--- Given problem ---
Copy each line containing the word "speaker" from the records that follow, please.

Collected data entries
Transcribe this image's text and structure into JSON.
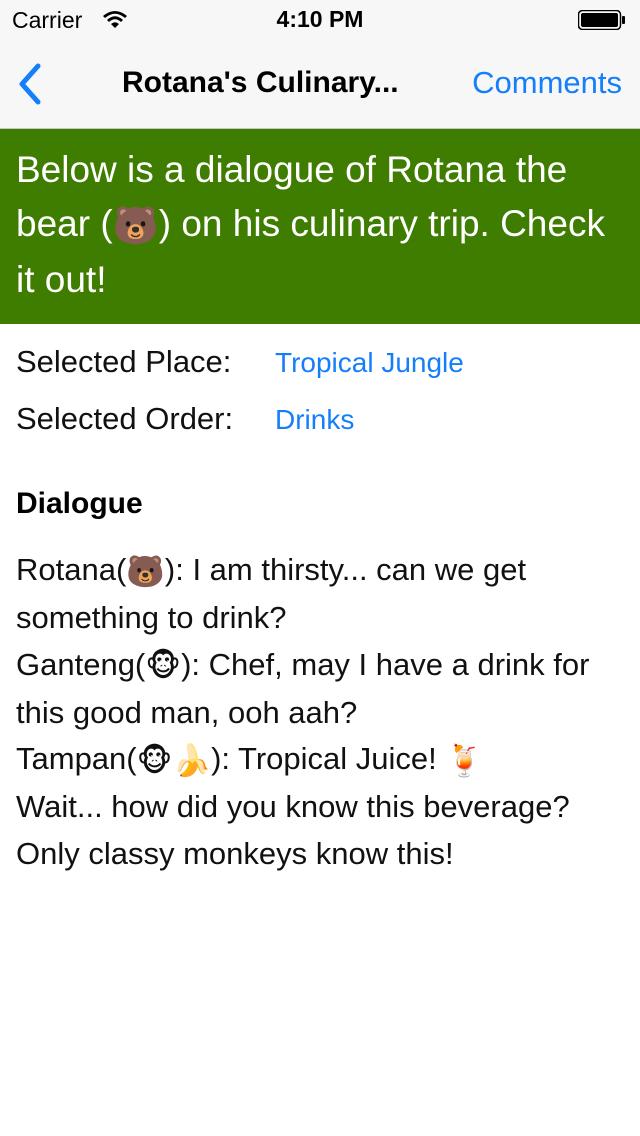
{
  "status_bar": {
    "carrier": "Carrier",
    "time": "4:10 PM",
    "wifi_icon": "wifi-icon",
    "battery_icon": "battery-full-icon"
  },
  "nav": {
    "back_icon": "chevron-left-icon",
    "title": "Rotana's Culinary...",
    "right_button": "Comments",
    "accent_color": "#147efb"
  },
  "banner": {
    "text_before_emoji": "Below is a dialogue of Rotana the bear (",
    "emoji": "🐻",
    "text_after_emoji": ") on his culinary trip. Check it out!",
    "background_color": "#3f7d00"
  },
  "selection": {
    "place_label": "Selected Place:",
    "place_value": "Tropical Jungle",
    "order_label": "Selected Order:",
    "order_value": "Drinks"
  },
  "dialogue": {
    "heading": "Dialogue",
    "lines": [
      {
        "speaker": "Rotana(",
        "emoji": "🐻",
        "text": "): I am thirsty... can we get something to drink?"
      },
      {
        "speaker": "Ganteng(",
        "emoji": "🐵",
        "text": "): Chef, may I have a drink for this good man, ooh aah?"
      },
      {
        "speaker": "Tampan(",
        "emoji": "🐵🍌",
        "text": "): Tropical Juice! ",
        "trailing_emoji": "🍹",
        "continuation": "Wait... how did you know this beverage? Only classy monkeys know this!"
      }
    ]
  }
}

--- Worked answer ---
        "speaker": "Rotana(",
        "speaker": "Ganteng(",
        "speaker": "Tampan(",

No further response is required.